— Begin —

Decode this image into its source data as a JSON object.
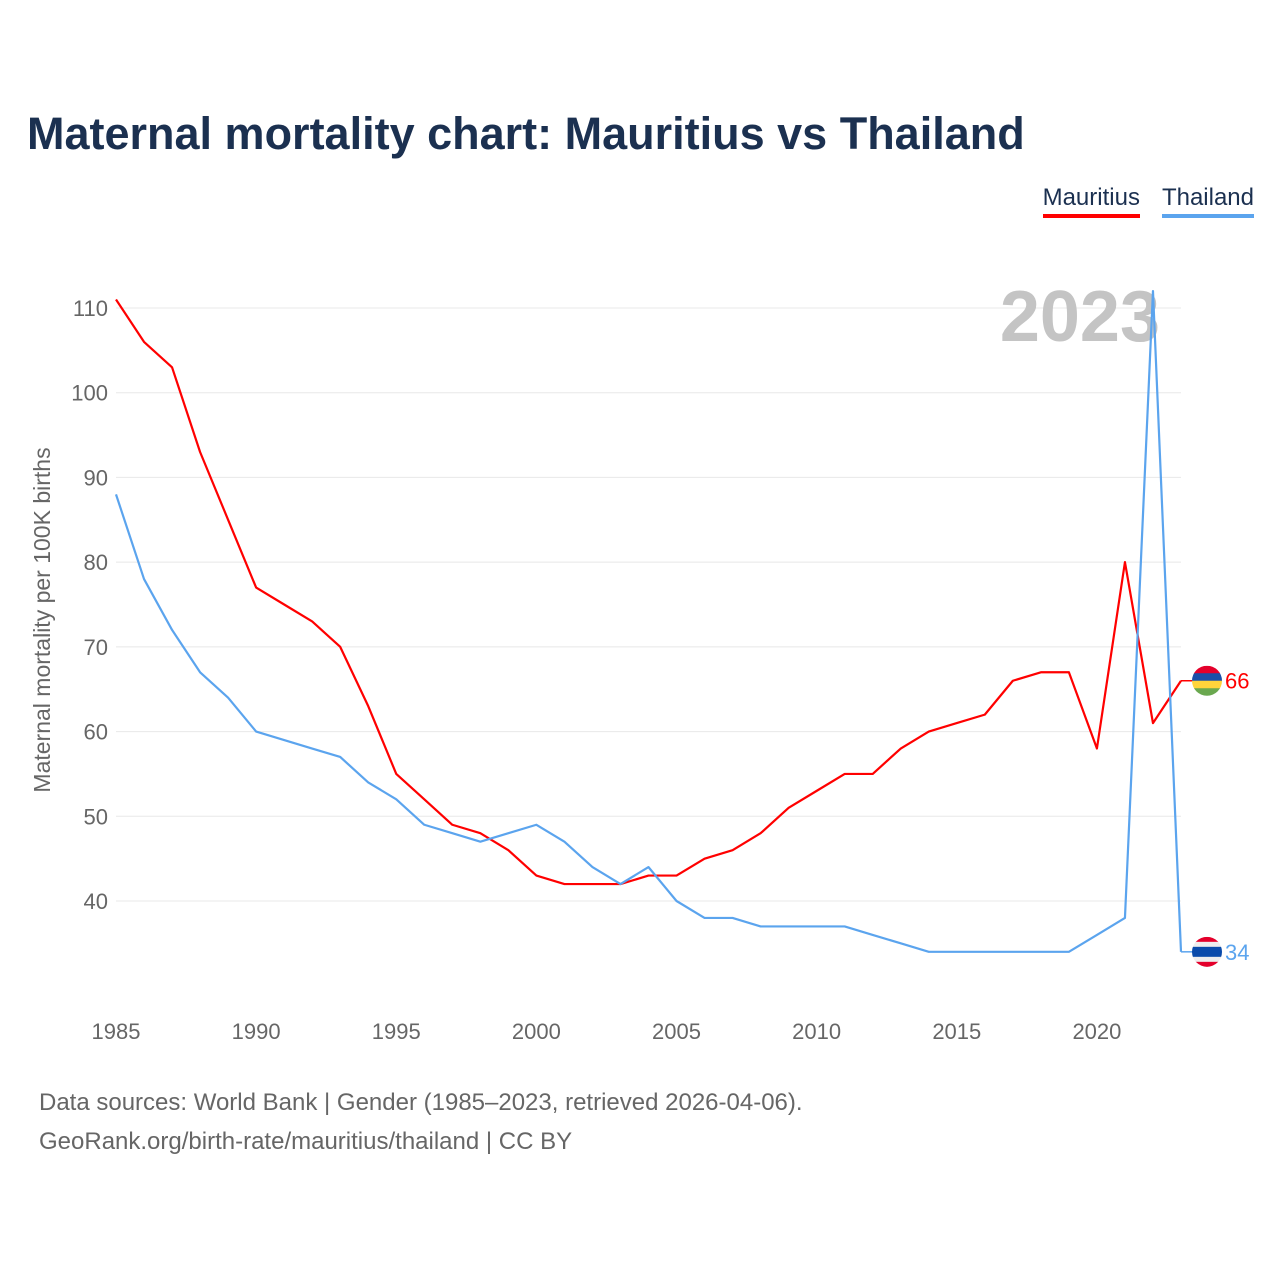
{
  "chart_data": {
    "type": "line",
    "title": "Maternal mortality chart: Mauritius vs Thailand",
    "ylabel": "Maternal mortality per 100K births",
    "xlabel": "",
    "year_label": "2023",
    "x": [
      1985,
      1986,
      1987,
      1988,
      1989,
      1990,
      1991,
      1992,
      1993,
      1994,
      1995,
      1996,
      1997,
      1998,
      1999,
      2000,
      2001,
      2002,
      2003,
      2004,
      2005,
      2006,
      2007,
      2008,
      2009,
      2010,
      2011,
      2012,
      2013,
      2014,
      2015,
      2016,
      2017,
      2018,
      2019,
      2020,
      2021,
      2022,
      2023
    ],
    "series": [
      {
        "name": "Mauritius",
        "color": "#ff0000",
        "end_label": "66",
        "values": [
          111,
          106,
          103,
          93,
          85,
          77,
          75,
          73,
          70,
          63,
          55,
          52,
          49,
          48,
          46,
          43,
          42,
          42,
          42,
          43,
          43,
          45,
          46,
          48,
          51,
          53,
          55,
          55,
          58,
          60,
          61,
          62,
          66,
          67,
          67,
          58,
          80,
          61,
          66
        ]
      },
      {
        "name": "Thailand",
        "color": "#5ba4ee",
        "end_label": "34",
        "values": [
          88,
          78,
          72,
          67,
          64,
          60,
          59,
          58,
          57,
          54,
          52,
          49,
          48,
          47,
          48,
          49,
          47,
          44,
          42,
          44,
          40,
          38,
          38,
          37,
          37,
          37,
          37,
          36,
          35,
          34,
          34,
          34,
          34,
          34,
          34,
          36,
          38,
          112,
          34
        ]
      }
    ],
    "xticks": [
      "1985",
      "1990",
      "1995",
      "2000",
      "2005",
      "2010",
      "2015",
      "2020"
    ],
    "yticks": [
      "40",
      "50",
      "60",
      "70",
      "80",
      "90",
      "100",
      "110"
    ],
    "xlim": [
      1985,
      2023
    ],
    "ylim": [
      30,
      113
    ],
    "grid": true,
    "legend_position": "top-right"
  },
  "footer": {
    "line1": "Data sources: World Bank | Gender (1985–2023, retrieved 2026-04-06).",
    "line2": "GeoRank.org/birth-rate/mauritius/thailand | CC BY"
  }
}
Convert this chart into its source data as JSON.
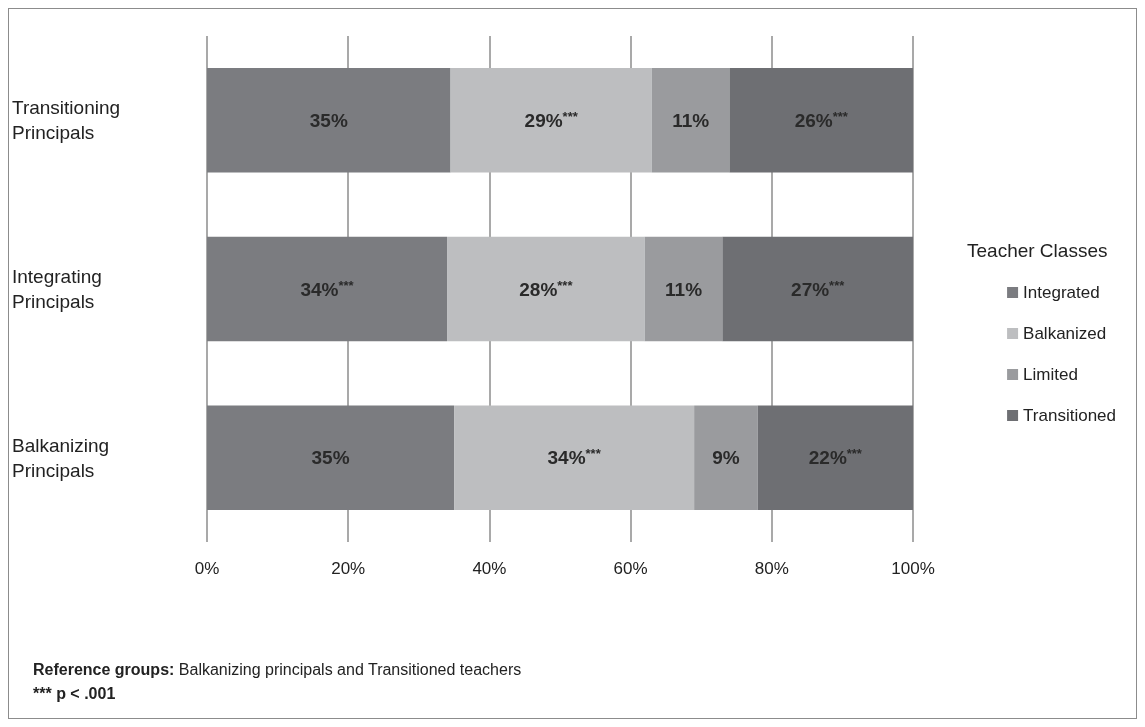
{
  "chart_data": {
    "type": "bar",
    "orientation": "horizontal",
    "stacked": true,
    "categories": [
      "Transitioning Principals",
      "Integrating Principals",
      "Balkanizing Principals"
    ],
    "series": [
      {
        "name": "Integrated",
        "color": "#7b7c80",
        "values": [
          34.5,
          34,
          35
        ],
        "value_labels": [
          "35%",
          "34%$^{***}$",
          "35%"
        ]
      },
      {
        "name": "Balkanized",
        "color": "#bdbec0",
        "values": [
          28.5,
          28,
          34
        ],
        "value_labels": [
          "29%$^{***}$",
          "28%$^{***}$",
          "34%$^{***}$"
        ]
      },
      {
        "name": "Limited",
        "color": "#9a9b9e",
        "values": [
          11,
          11,
          9
        ],
        "value_labels": [
          "11%",
          "11%",
          "9%"
        ]
      },
      {
        "name": "Transitioned",
        "color": "#6e6f73",
        "values": [
          26,
          27,
          22
        ],
        "value_labels": [
          "26%$^{***}$",
          "27%$^{***}$",
          "22%$^{***}$"
        ]
      }
    ],
    "xlim": [
      0,
      100
    ],
    "xticks": [
      {
        "value": 0,
        "label": "0%"
      },
      {
        "value": 20,
        "label": "20%"
      },
      {
        "value": 40,
        "label": "40%"
      },
      {
        "value": 60,
        "label": "60%"
      },
      {
        "value": 80,
        "label": "80%"
      },
      {
        "value": 100,
        "label": "100%"
      }
    ],
    "grid": "x",
    "legend": "right",
    "legend_title": "Teacher Classes",
    "annotations": [
      "Reference groups: Balkanizing principals and Transitioned teachers",
      "*** p < .001"
    ]
  }
}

— End —

TASK TO CARRY OUT:
Your copy should repeat each entry above exactly but contain no pictures.

EXERCISE SOLUTION:
Decode this image into its source data as a JSON object.
{
  "chart_data": {
    "type": "line",
    "title": "Maternal mortality chart: Mauritius vs Thailand",
    "ylabel": "Maternal mortality per 100K births",
    "xlabel": "",
    "year_label": "2023",
    "x": [
      1985,
      1986,
      1987,
      1988,
      1989,
      1990,
      1991,
      1992,
      1993,
      1994,
      1995,
      1996,
      1997,
      1998,
      1999,
      2000,
      2001,
      2002,
      2003,
      2004,
      2005,
      2006,
      2007,
      2008,
      2009,
      2010,
      2011,
      2012,
      2013,
      2014,
      2015,
      2016,
      2017,
      2018,
      2019,
      2020,
      2021,
      2022,
      2023
    ],
    "series": [
      {
        "name": "Mauritius",
        "color": "#ff0000",
        "end_label": "66",
        "values": [
          111,
          106,
          103,
          93,
          85,
          77,
          75,
          73,
          70,
          63,
          55,
          52,
          49,
          48,
          46,
          43,
          42,
          42,
          42,
          43,
          43,
          45,
          46,
          48,
          51,
          53,
          55,
          55,
          58,
          60,
          61,
          62,
          66,
          67,
          67,
          58,
          80,
          61,
          66
        ]
      },
      {
        "name": "Thailand",
        "color": "#5ba4ee",
        "end_label": "34",
        "values": [
          88,
          78,
          72,
          67,
          64,
          60,
          59,
          58,
          57,
          54,
          52,
          49,
          48,
          47,
          48,
          49,
          47,
          44,
          42,
          44,
          40,
          38,
          38,
          37,
          37,
          37,
          37,
          36,
          35,
          34,
          34,
          34,
          34,
          34,
          34,
          36,
          38,
          112,
          34
        ]
      }
    ],
    "xticks": [
      "1985",
      "1990",
      "1995",
      "2000",
      "2005",
      "2010",
      "2015",
      "2020"
    ],
    "yticks": [
      "40",
      "50",
      "60",
      "70",
      "80",
      "90",
      "100",
      "110"
    ],
    "xlim": [
      1985,
      2023
    ],
    "ylim": [
      30,
      113
    ],
    "grid": true,
    "legend_position": "top-right"
  },
  "footer": {
    "line1": "Data sources: World Bank | Gender (1985–2023, retrieved 2026-04-06).",
    "line2": "GeoRank.org/birth-rate/mauritius/thailand | CC BY"
  }
}
Convert this chart into its source data as JSON.
{
  "chart_data": {
    "type": "bar",
    "orientation": "horizontal",
    "stacked": true,
    "categories": [
      "Transitioning Principals",
      "Integrating Principals",
      "Balkanizing Principals"
    ],
    "series": [
      {
        "name": "Integrated",
        "color": "#7b7c80",
        "values": [
          34.5,
          34,
          35
        ],
        "value_labels": [
          "35%",
          "34%$^{***}$",
          "35%"
        ]
      },
      {
        "name": "Balkanized",
        "color": "#bdbec0",
        "values": [
          28.5,
          28,
          34
        ],
        "value_labels": [
          "29%$^{***}$",
          "28%$^{***}$",
          "34%$^{***}$"
        ]
      },
      {
        "name": "Limited",
        "color": "#9a9b9e",
        "values": [
          11,
          11,
          9
        ],
        "value_labels": [
          "11%",
          "11%",
          "9%"
        ]
      },
      {
        "name": "Transitioned",
        "color": "#6e6f73",
        "values": [
          26,
          27,
          22
        ],
        "value_labels": [
          "26%$^{***}$",
          "27%$^{***}$",
          "22%$^{***}$"
        ]
      }
    ],
    "xlim": [
      0,
      100
    ],
    "xticks": [
      {
        "value": 0,
        "label": "0%"
      },
      {
        "value": 20,
        "label": "20%"
      },
      {
        "value": 40,
        "label": "40%"
      },
      {
        "value": 60,
        "label": "60%"
      },
      {
        "value": 80,
        "label": "80%"
      },
      {
        "value": 100,
        "label": "100%"
      }
    ],
    "grid": "x",
    "legend": "right",
    "legend_title": "Teacher Classes",
    "annotations": [
      "Reference groups: Balkanizing principals and Transitioned teachers",
      "*** p < .001"
    ]
  }
}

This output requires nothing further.